→ **Stated problem**: Search the entries below. Return every line that has "Population" in it.

→ **Data provided**:
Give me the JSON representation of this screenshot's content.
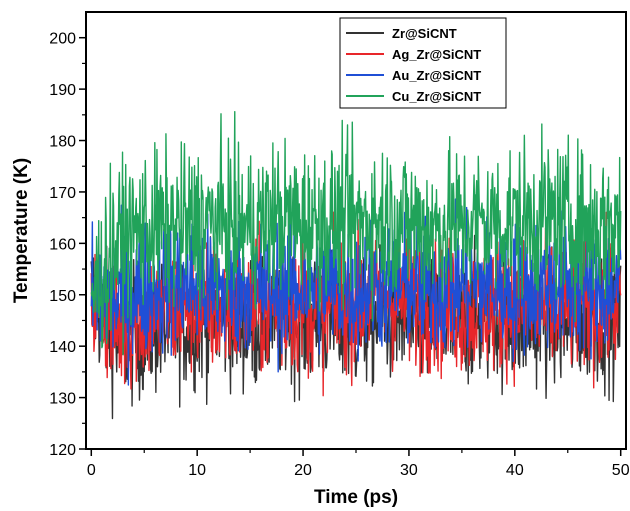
{
  "chart_data": {
    "type": "line",
    "title": "",
    "xlabel": "Time  (ps)",
    "ylabel": "Temperature (K)",
    "xlim": [
      -0.5,
      50.5
    ],
    "ylim": [
      120,
      205
    ],
    "x_ticks": [
      0,
      10,
      20,
      30,
      40,
      50
    ],
    "y_ticks": [
      120,
      130,
      140,
      150,
      160,
      170,
      180,
      190,
      200
    ],
    "grid": false,
    "legend_position": "top-right",
    "series": [
      {
        "name": "Zr@SiCNT",
        "color": "#333333",
        "x": [
          0,
          2.5,
          5,
          7.5,
          10,
          12.5,
          15,
          17.5,
          20,
          22.5,
          25,
          27.5,
          30,
          32.5,
          35,
          37.5,
          40,
          42.5,
          45,
          47.5,
          50
        ],
        "y": [
          150,
          141,
          143,
          144,
          145,
          146,
          144,
          146,
          145,
          145,
          144,
          146,
          145,
          144,
          145,
          146,
          145,
          145,
          144,
          146,
          145
        ]
      },
      {
        "name": "Ag_Zr@SiCNT",
        "color": "#e8262a",
        "x": [
          0,
          2.5,
          5,
          7.5,
          10,
          12.5,
          15,
          17.5,
          20,
          22.5,
          25,
          27.5,
          30,
          32.5,
          35,
          37.5,
          40,
          42.5,
          45,
          47.5,
          50
        ],
        "y": [
          150,
          143,
          146,
          147,
          148,
          147,
          148,
          147,
          148,
          147,
          149,
          150,
          148,
          148,
          147,
          148,
          148,
          147,
          148,
          148,
          148
        ]
      },
      {
        "name": "Au_Zr@SiCNT",
        "color": "#1f4fd6",
        "x": [
          0,
          2.5,
          5,
          7.5,
          10,
          12.5,
          15,
          17.5,
          20,
          22.5,
          25,
          27.5,
          30,
          32.5,
          35,
          37.5,
          40,
          42.5,
          45,
          47.5,
          50
        ],
        "y": [
          150,
          149,
          151,
          152,
          152,
          151,
          152,
          151,
          152,
          152,
          151,
          152,
          152,
          151,
          152,
          152,
          151,
          152,
          152,
          151,
          152
        ]
      },
      {
        "name": "Cu_Zr@SiCNT",
        "color": "#21a35a",
        "x": [
          0,
          2.5,
          5,
          7.5,
          10,
          12.5,
          15,
          17.5,
          20,
          22.5,
          25,
          27.5,
          30,
          32.5,
          35,
          37.5,
          40,
          42.5,
          45,
          47.5,
          50
        ],
        "y": [
          150,
          160,
          163,
          163,
          164,
          164,
          163,
          165,
          164,
          164,
          164,
          165,
          164,
          163,
          164,
          164,
          164,
          165,
          164,
          163,
          164
        ]
      }
    ]
  }
}
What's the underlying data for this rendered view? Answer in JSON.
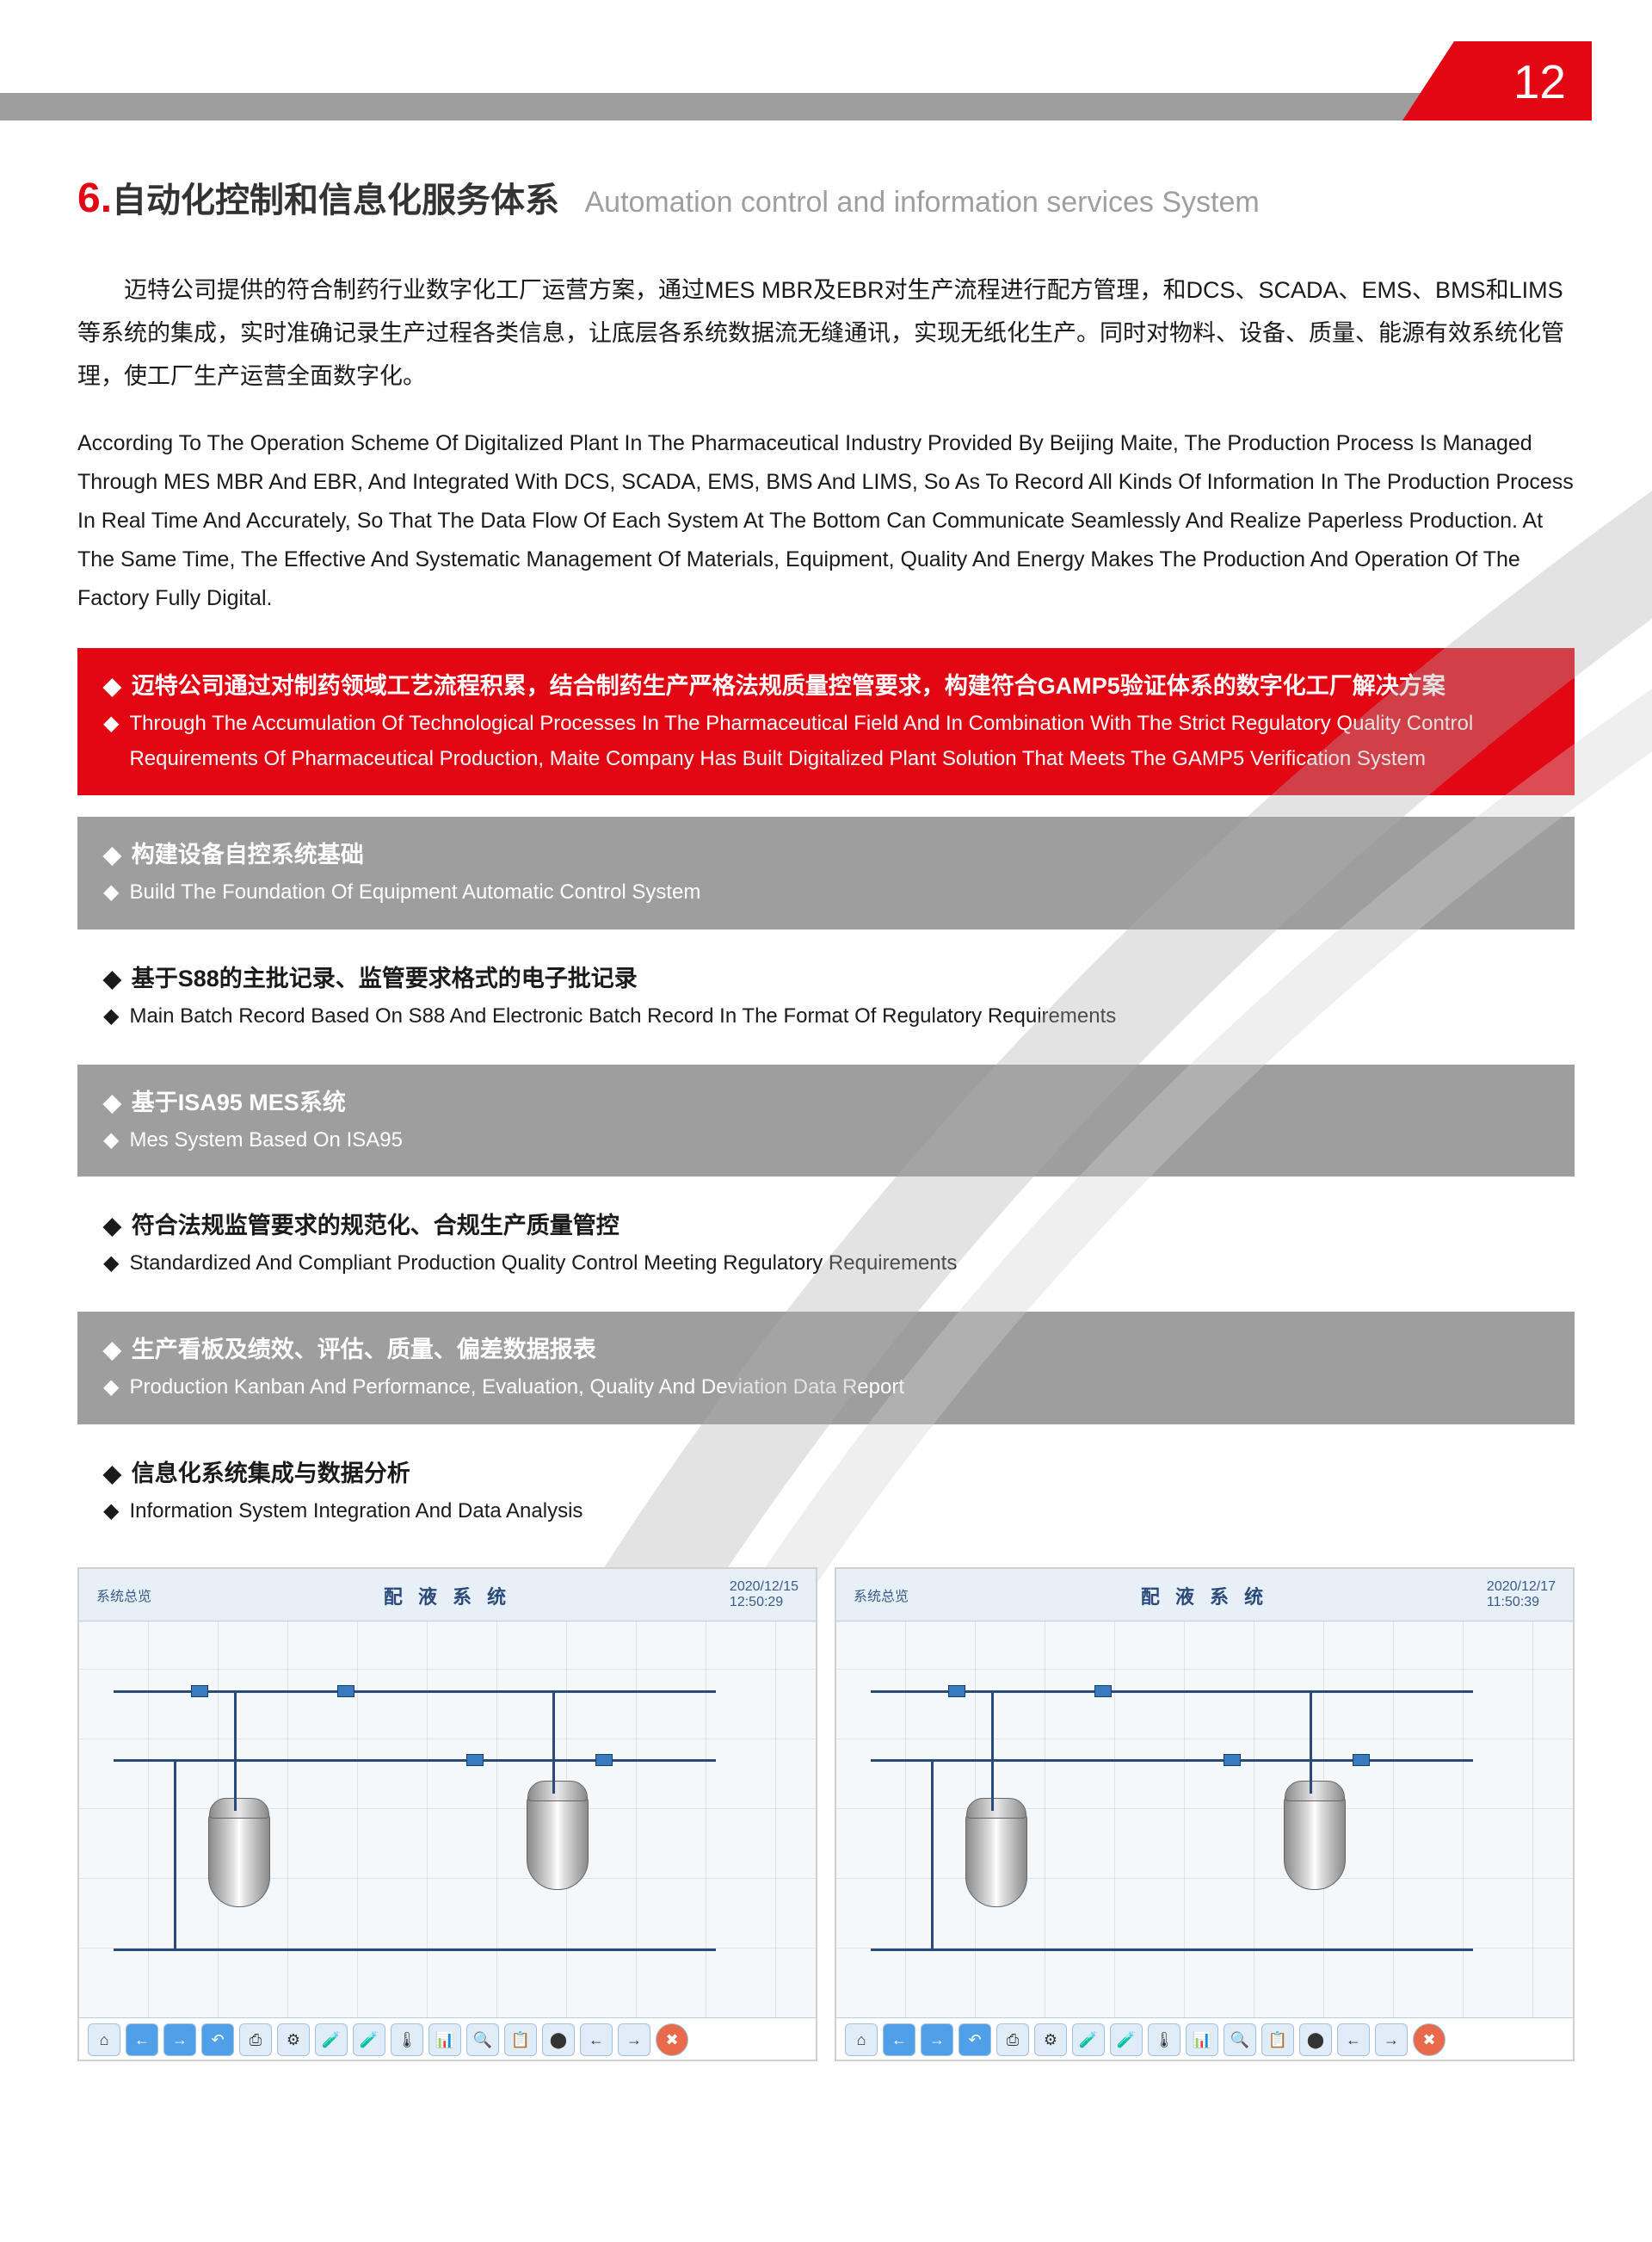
{
  "page_number": "12",
  "colors": {
    "accent_red": "#e30613",
    "gray_bar": "#9e9e9e",
    "text_dark": "#1a1a1a",
    "subtitle_gray": "#9e9e9e"
  },
  "heading": {
    "number": "6.",
    "title_cn": "自动化控制和信息化服务体系",
    "title_en": "Automation control and information services System"
  },
  "intro_cn": "迈特公司提供的符合制药行业数字化工厂运营方案，通过MES MBR及EBR对生产流程进行配方管理，和DCS、SCADA、EMS、BMS和LIMS等系统的集成，实时准确记录生产过程各类信息，让底层各系统数据流无缝通讯，实现无纸化生产。同时对物料、设备、质量、能源有效系统化管理，使工厂生产运营全面数字化。",
  "intro_en": "According To The Operation Scheme Of Digitalized Plant In The Pharmaceutical Industry Provided By Beijing Maite, The Production Process Is Managed Through MES MBR And EBR, And Integrated With DCS, SCADA, EMS, BMS And LIMS, So As To Record All Kinds Of Information In The Production Process In Real Time And Accurately, So That The Data Flow Of Each System At The Bottom Can Communicate Seamlessly And Realize Paperless Production. At The Same Time, The Effective And Systematic Management Of Materials, Equipment, Quality And Energy Makes The Production And Operation Of The Factory Fully Digital.",
  "bullets": [
    {
      "style": "red",
      "cn": "迈特公司通过对制药领域工艺流程积累，结合制药生产严格法规质量控管要求，构建符合GAMP5验证体系的数字化工厂解决方案",
      "en": "Through The Accumulation Of Technological Processes In The Pharmaceutical Field And In Combination With The Strict Regulatory Quality Control Requirements Of Pharmaceutical Production, Maite Company Has Built  Digitalized Plant Solution That Meets The GAMP5 Verification System"
    },
    {
      "style": "gray",
      "cn": "构建设备自控系统基础",
      "en": "Build The Foundation Of Equipment Automatic Control System"
    },
    {
      "style": "white",
      "cn": "基于S88的主批记录、监管要求格式的电子批记录",
      "en": "Main Batch Record Based On S88 And Electronic Batch Record In The Format Of Regulatory Requirements"
    },
    {
      "style": "gray",
      "cn": "基于ISA95 MES系统",
      "en": "Mes System Based On ISA95"
    },
    {
      "style": "white",
      "cn": "符合法规监管要求的规范化、合规生产质量管控",
      "en": "Standardized And Compliant Production Quality Control Meeting Regulatory Requirements"
    },
    {
      "style": "gray",
      "cn": "生产看板及绩效、评估、质量、偏差数据报表",
      "en": "Production Kanban And Performance, Evaluation, Quality And Deviation Data Report"
    },
    {
      "style": "white",
      "cn": "信息化系统集成与数据分析",
      "en": "Information System Integration And Data Analysis"
    }
  ],
  "diagrams": {
    "left": {
      "title": "配 液 系 统",
      "header_left": "系统总览",
      "header_date": "2020/12/15",
      "header_time": "12:50:29"
    },
    "right": {
      "title": "配 液 系 统",
      "header_left": "系统总览",
      "header_date": "2020/12/17",
      "header_time": "11:50:39"
    },
    "toolbar_icons": [
      "⌂",
      "←",
      "→",
      "↶",
      "⎙",
      "⚙",
      "🧪",
      "🧪",
      "🌡",
      "📊",
      "🔍",
      "📋",
      "⬤",
      "←",
      "→",
      "✖"
    ]
  }
}
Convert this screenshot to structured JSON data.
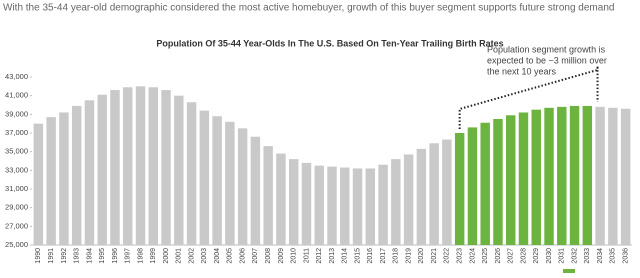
{
  "header": "With the 35-44 year-old demographic considered the most active homebuyer, growth of this buyer segment supports future strong demand",
  "chart_data": {
    "type": "bar",
    "title": "Population Of 35-44 Year-Olds In The U.S. Based On Ten-Year Trailing Birth Rates",
    "annotation": [
      "Population segment growth is",
      "expected to be ~3 million over",
      "the next 10 years"
    ],
    "categories": [
      "1990",
      "1991",
      "1992",
      "1993",
      "1994",
      "1995",
      "1996",
      "1997",
      "1998",
      "1999",
      "2000",
      "2001",
      "2002",
      "2003",
      "2004",
      "2005",
      "2006",
      "2007",
      "2008",
      "2009",
      "2010",
      "2011",
      "2012",
      "2013",
      "2014",
      "2015",
      "2016",
      "2017",
      "2018",
      "2019",
      "2020",
      "2021",
      "2022",
      "2023",
      "2024",
      "2025",
      "2026",
      "2027",
      "2028",
      "2029",
      "2030",
      "2031",
      "2032",
      "2033",
      "2034",
      "2035",
      "2036"
    ],
    "values": [
      38000,
      38700,
      39200,
      39900,
      40500,
      41100,
      41600,
      41900,
      42000,
      41900,
      41600,
      41000,
      40300,
      39400,
      38800,
      38200,
      37500,
      36600,
      35600,
      34800,
      34200,
      33800,
      33500,
      33400,
      33300,
      33200,
      33200,
      33600,
      34200,
      34700,
      35300,
      35900,
      36300,
      37000,
      37600,
      38100,
      38500,
      38900,
      39200,
      39500,
      39700,
      39800,
      39900,
      39900,
      39800,
      39700,
      39600
    ],
    "colors": [
      "#c9c9c9",
      "#c9c9c9",
      "#c9c9c9",
      "#c9c9c9",
      "#c9c9c9",
      "#c9c9c9",
      "#c9c9c9",
      "#c9c9c9",
      "#c9c9c9",
      "#c9c9c9",
      "#c9c9c9",
      "#c9c9c9",
      "#c9c9c9",
      "#c9c9c9",
      "#c9c9c9",
      "#c9c9c9",
      "#c9c9c9",
      "#c9c9c9",
      "#c9c9c9",
      "#c9c9c9",
      "#c9c9c9",
      "#c9c9c9",
      "#c9c9c9",
      "#c9c9c9",
      "#c9c9c9",
      "#c9c9c9",
      "#c9c9c9",
      "#c9c9c9",
      "#c9c9c9",
      "#c9c9c9",
      "#c9c9c9",
      "#c9c9c9",
      "#c9c9c9",
      "#6db33f",
      "#6db33f",
      "#6db33f",
      "#6db33f",
      "#6db33f",
      "#6db33f",
      "#6db33f",
      "#6db33f",
      "#6db33f",
      "#6db33f",
      "#6db33f",
      "#c9c9c9",
      "#c9c9c9",
      "#c9c9c9"
    ],
    "ylim": [
      25000,
      43000
    ],
    "yticks": [
      {
        "value": 25000,
        "label": "25,000"
      },
      {
        "value": 27000,
        "label": "27,000"
      },
      {
        "value": 29000,
        "label": "29,000"
      },
      {
        "value": 31000,
        "label": "31,000"
      },
      {
        "value": 33000,
        "label": "33,000"
      },
      {
        "value": 35000,
        "label": "35,000"
      },
      {
        "value": 37000,
        "label": "37,000"
      },
      {
        "value": 39000,
        "label": "39,000"
      },
      {
        "value": 41000,
        "label": "41,000"
      },
      {
        "value": 43000,
        "label": "43,000"
      }
    ]
  }
}
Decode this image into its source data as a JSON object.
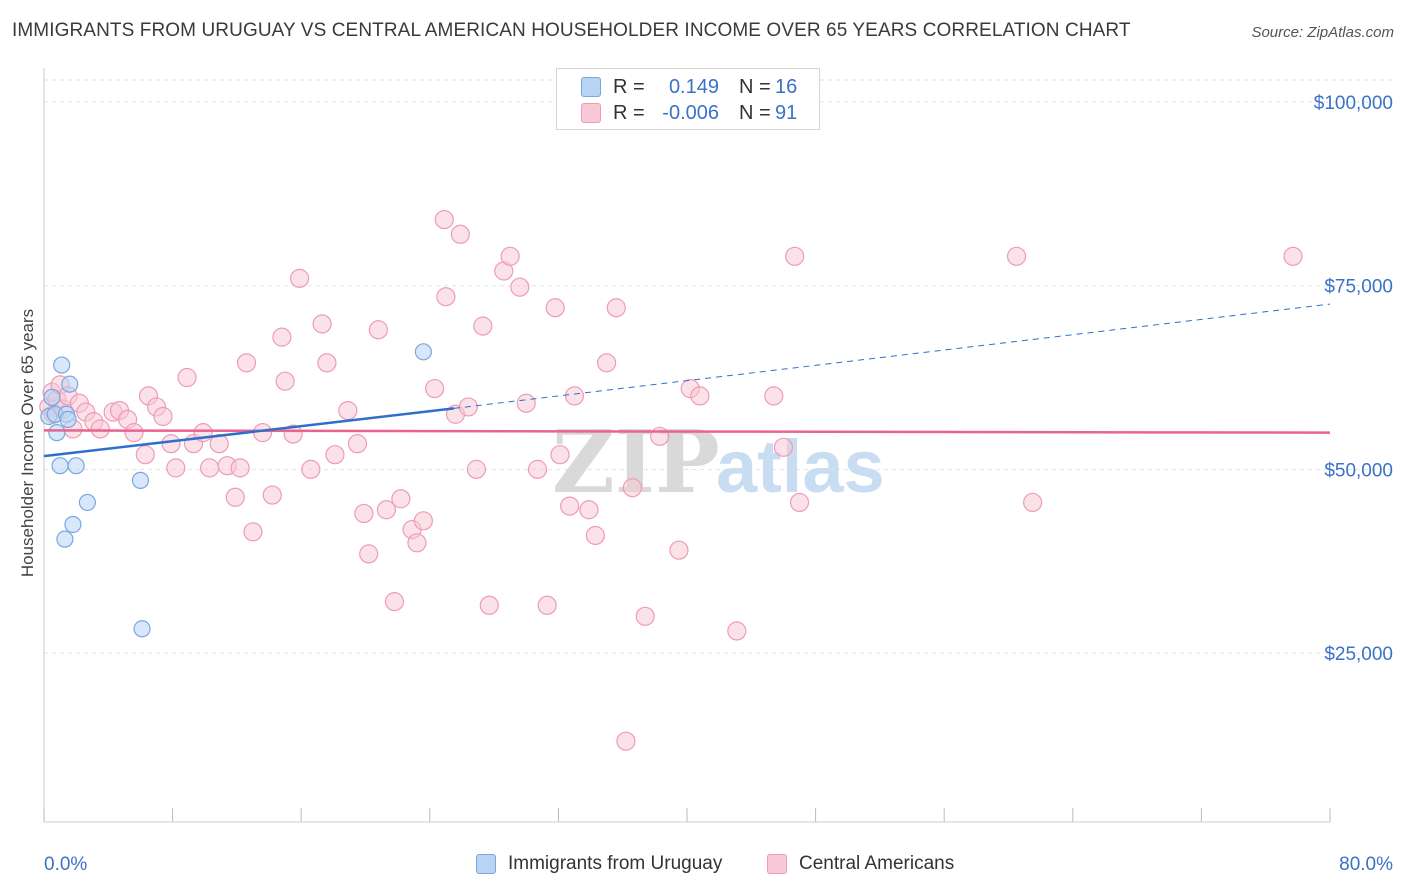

→ **Final result**:
    "title": "Population Of 35-44 Year-Olds In The U.S. Based On Ten-Year Trailing Birth Rates",
      "Population segment growth is",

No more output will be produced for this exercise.